§ INFORMATION SHOWN
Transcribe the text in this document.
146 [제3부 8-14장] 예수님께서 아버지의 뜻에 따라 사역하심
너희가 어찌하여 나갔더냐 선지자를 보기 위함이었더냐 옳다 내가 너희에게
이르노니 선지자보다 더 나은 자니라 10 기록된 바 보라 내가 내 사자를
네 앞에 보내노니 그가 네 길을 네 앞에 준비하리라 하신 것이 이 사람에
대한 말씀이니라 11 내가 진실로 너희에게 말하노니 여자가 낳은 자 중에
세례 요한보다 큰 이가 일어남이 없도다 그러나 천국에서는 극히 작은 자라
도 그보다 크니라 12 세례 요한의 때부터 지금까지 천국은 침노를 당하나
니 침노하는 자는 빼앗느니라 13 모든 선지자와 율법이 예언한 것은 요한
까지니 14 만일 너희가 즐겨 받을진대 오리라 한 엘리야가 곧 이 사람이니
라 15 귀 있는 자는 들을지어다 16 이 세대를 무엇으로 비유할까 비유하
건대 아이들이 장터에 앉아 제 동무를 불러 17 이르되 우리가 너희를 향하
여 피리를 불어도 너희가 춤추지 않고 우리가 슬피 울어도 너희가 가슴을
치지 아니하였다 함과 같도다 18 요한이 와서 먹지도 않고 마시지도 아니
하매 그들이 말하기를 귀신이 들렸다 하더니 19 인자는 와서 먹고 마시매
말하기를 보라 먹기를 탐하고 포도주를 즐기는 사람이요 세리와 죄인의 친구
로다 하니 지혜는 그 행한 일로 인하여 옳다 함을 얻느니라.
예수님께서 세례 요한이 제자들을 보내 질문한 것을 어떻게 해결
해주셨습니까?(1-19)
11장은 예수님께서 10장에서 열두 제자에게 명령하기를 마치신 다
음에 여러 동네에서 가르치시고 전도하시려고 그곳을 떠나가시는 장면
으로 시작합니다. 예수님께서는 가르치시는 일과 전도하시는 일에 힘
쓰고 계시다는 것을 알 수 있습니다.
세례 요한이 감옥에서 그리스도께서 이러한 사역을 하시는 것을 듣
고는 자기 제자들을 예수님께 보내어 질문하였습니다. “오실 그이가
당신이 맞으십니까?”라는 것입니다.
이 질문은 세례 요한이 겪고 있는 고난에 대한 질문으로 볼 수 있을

==

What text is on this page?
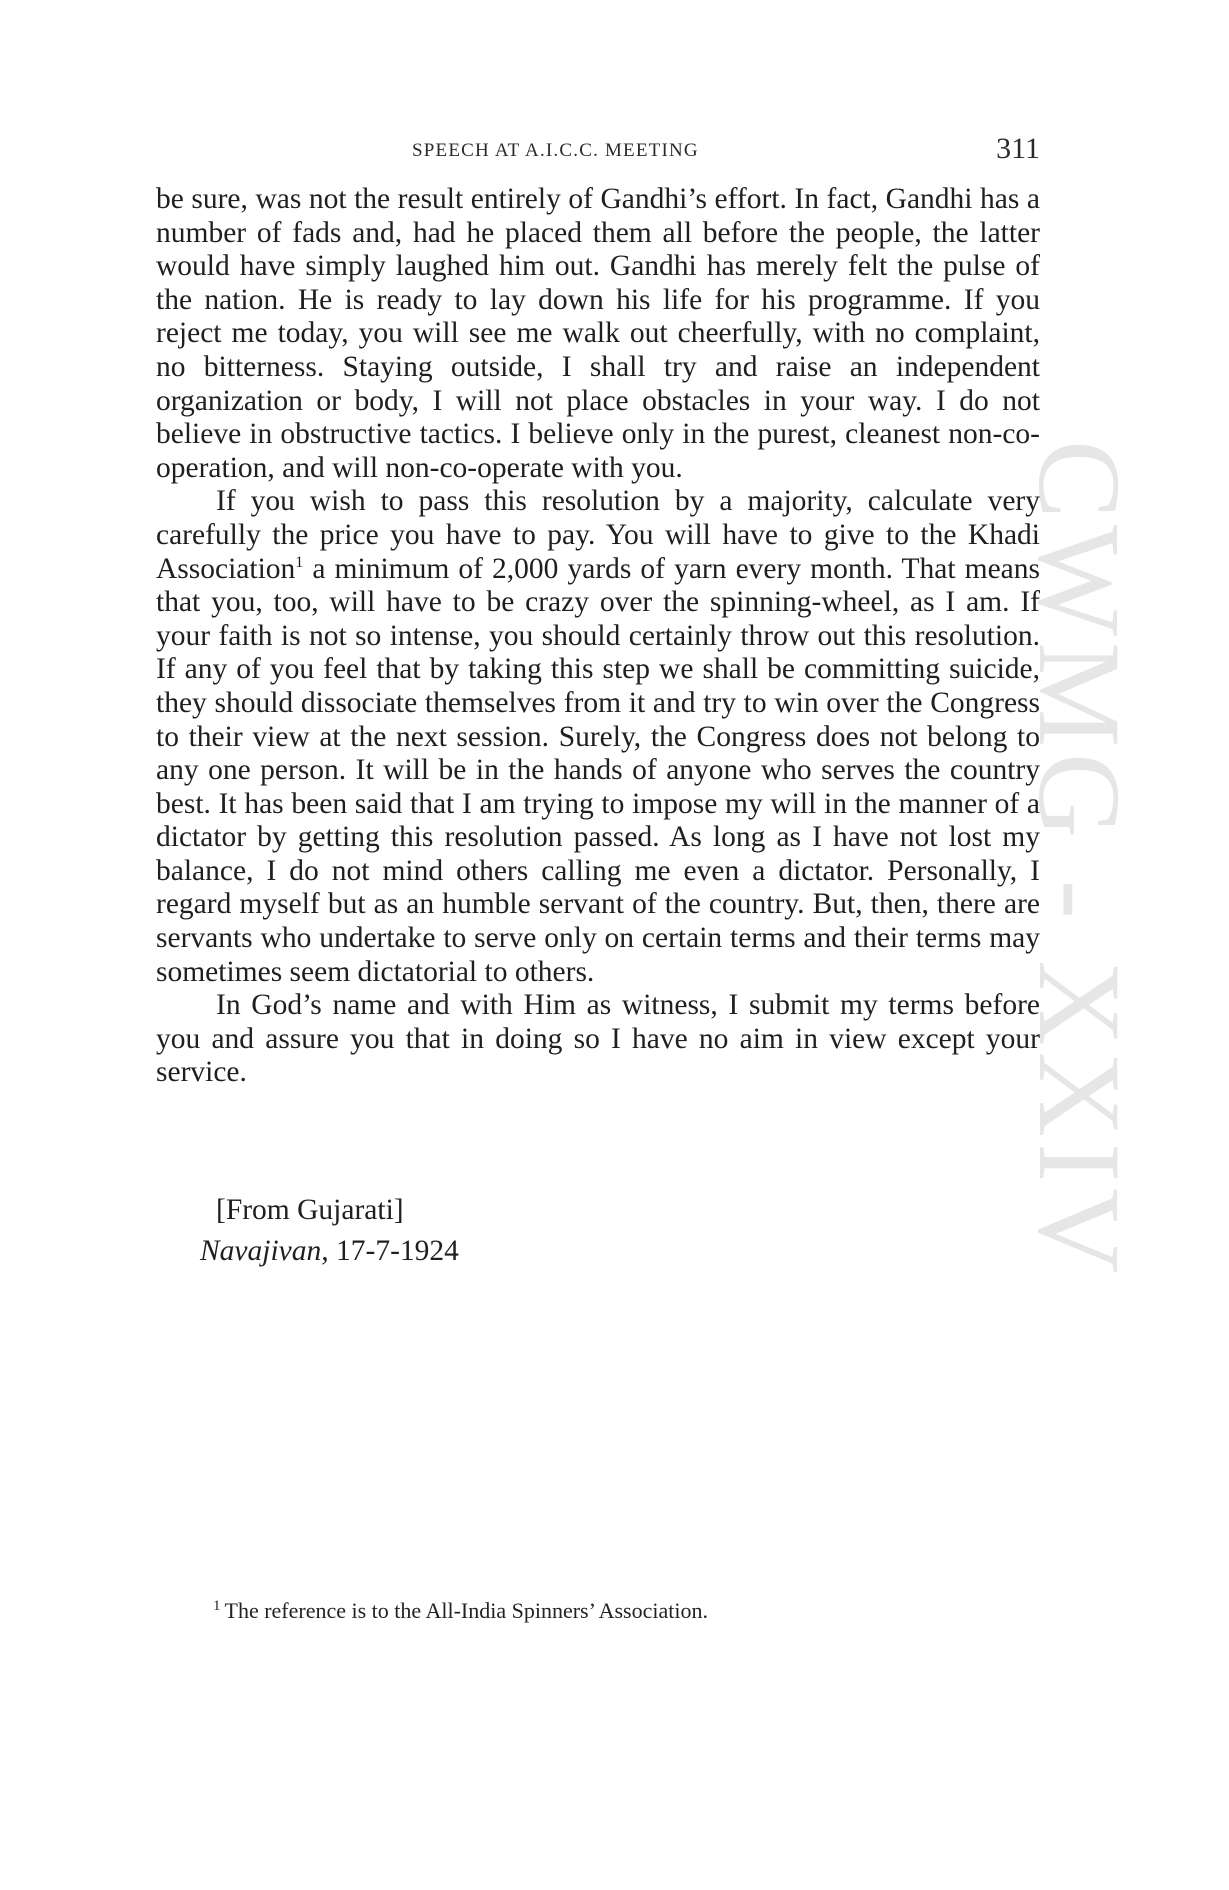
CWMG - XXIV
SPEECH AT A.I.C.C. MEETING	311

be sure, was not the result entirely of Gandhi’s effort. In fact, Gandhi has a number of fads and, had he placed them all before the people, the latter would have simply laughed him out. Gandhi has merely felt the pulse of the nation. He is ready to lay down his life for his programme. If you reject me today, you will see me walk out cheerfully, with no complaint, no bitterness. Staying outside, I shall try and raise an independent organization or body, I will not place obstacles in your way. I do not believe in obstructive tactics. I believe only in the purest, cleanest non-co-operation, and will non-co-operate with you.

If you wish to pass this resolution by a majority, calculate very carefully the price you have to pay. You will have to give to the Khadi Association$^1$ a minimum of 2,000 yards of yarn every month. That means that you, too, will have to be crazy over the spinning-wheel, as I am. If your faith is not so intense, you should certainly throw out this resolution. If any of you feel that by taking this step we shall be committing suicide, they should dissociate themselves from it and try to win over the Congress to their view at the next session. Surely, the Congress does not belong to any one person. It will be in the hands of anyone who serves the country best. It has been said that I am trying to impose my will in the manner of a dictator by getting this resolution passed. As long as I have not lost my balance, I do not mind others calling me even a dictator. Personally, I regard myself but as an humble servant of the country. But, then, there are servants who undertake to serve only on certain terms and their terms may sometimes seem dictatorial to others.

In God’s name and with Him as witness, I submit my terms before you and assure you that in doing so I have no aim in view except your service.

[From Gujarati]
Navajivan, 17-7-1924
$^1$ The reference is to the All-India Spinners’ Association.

§ YOUR TASK
Locate each line with the word "제자들을" and copy it.

§ REPLY TO THE EXERCISE
예수님께서 세례 요한이 제자들을 보내 질문한 것을 어떻게 해결
고는 자기 제자들을 예수님께 보내어 질문하였습니다. “오실 그이가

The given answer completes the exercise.